• WHAT THE EXERCISE ASKS: Reproduce all the lines below exactly and omit the images.
# start of PROVIDED RECORDS
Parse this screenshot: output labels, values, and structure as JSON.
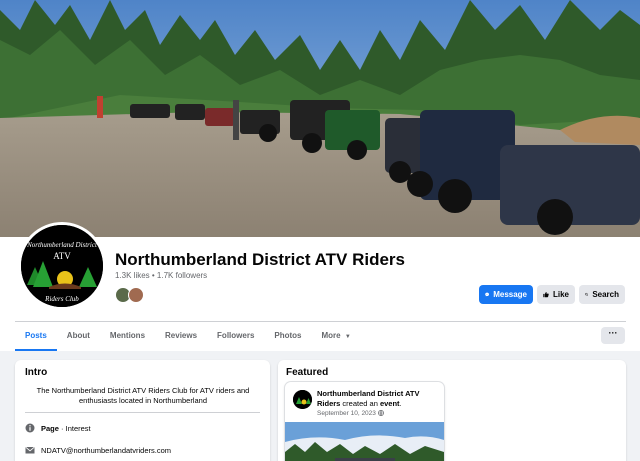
{
  "page": {
    "name": "Northumberland District ATV Riders",
    "stats": "1.3K likes • 1.7K followers",
    "avatar_text_top": "Northumberland District",
    "avatar_text_mid": "ATV",
    "avatar_text_bottom": "Riders Club"
  },
  "actions": {
    "message": "Message",
    "like": "Like",
    "search": "Search",
    "more_dots": "···"
  },
  "tabs": [
    "Posts",
    "About",
    "Mentions",
    "Reviews",
    "Followers",
    "Photos",
    "More"
  ],
  "intro": {
    "title": "Intro",
    "description": "The Northumberland District ATV Riders Club for ATV riders and enthusiasts located in Northumberland",
    "page_type_label": "Page",
    "page_type_sep": " · ",
    "page_type_value": "Interest",
    "email": "NDATV@northumberlandatvriders.com"
  },
  "featured": {
    "title": "Featured",
    "event": {
      "author": "Northumberland District ATV Riders",
      "action_pre": " created an ",
      "action_obj": "event",
      "action_post": ".",
      "date": "September 10, 2023"
    }
  },
  "colors": {
    "accent": "#1877f2",
    "secondary_button": "#e4e6eb",
    "background": "#f0f2f5"
  }
}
# end of PROVIDED RECORDS
• CORRECT OUTPUT:
Parse this screenshot: output labels, values, and structure as JSON.
{
  "page": {
    "name": "Northumberland District ATV Riders",
    "stats": "1.3K likes • 1.7K followers",
    "avatar_text_top": "Northumberland District",
    "avatar_text_mid": "ATV",
    "avatar_text_bottom": "Riders Club"
  },
  "actions": {
    "message": "Message",
    "like": "Like",
    "search": "Search",
    "more_dots": "···"
  },
  "tabs": [
    "Posts",
    "About",
    "Mentions",
    "Reviews",
    "Followers",
    "Photos",
    "More"
  ],
  "intro": {
    "title": "Intro",
    "description": "The Northumberland District ATV Riders Club for ATV riders and enthusiasts located in Northumberland",
    "page_type_label": "Page",
    "page_type_sep": " · ",
    "page_type_value": "Interest",
    "email": "NDATV@northumberlandatvriders.com"
  },
  "featured": {
    "title": "Featured",
    "event": {
      "author": "Northumberland District ATV Riders",
      "action_pre": " created an ",
      "action_obj": "event",
      "action_post": ".",
      "date": "September 10, 2023"
    }
  },
  "colors": {
    "accent": "#1877f2",
    "secondary_button": "#e4e6eb",
    "background": "#f0f2f5"
  }
}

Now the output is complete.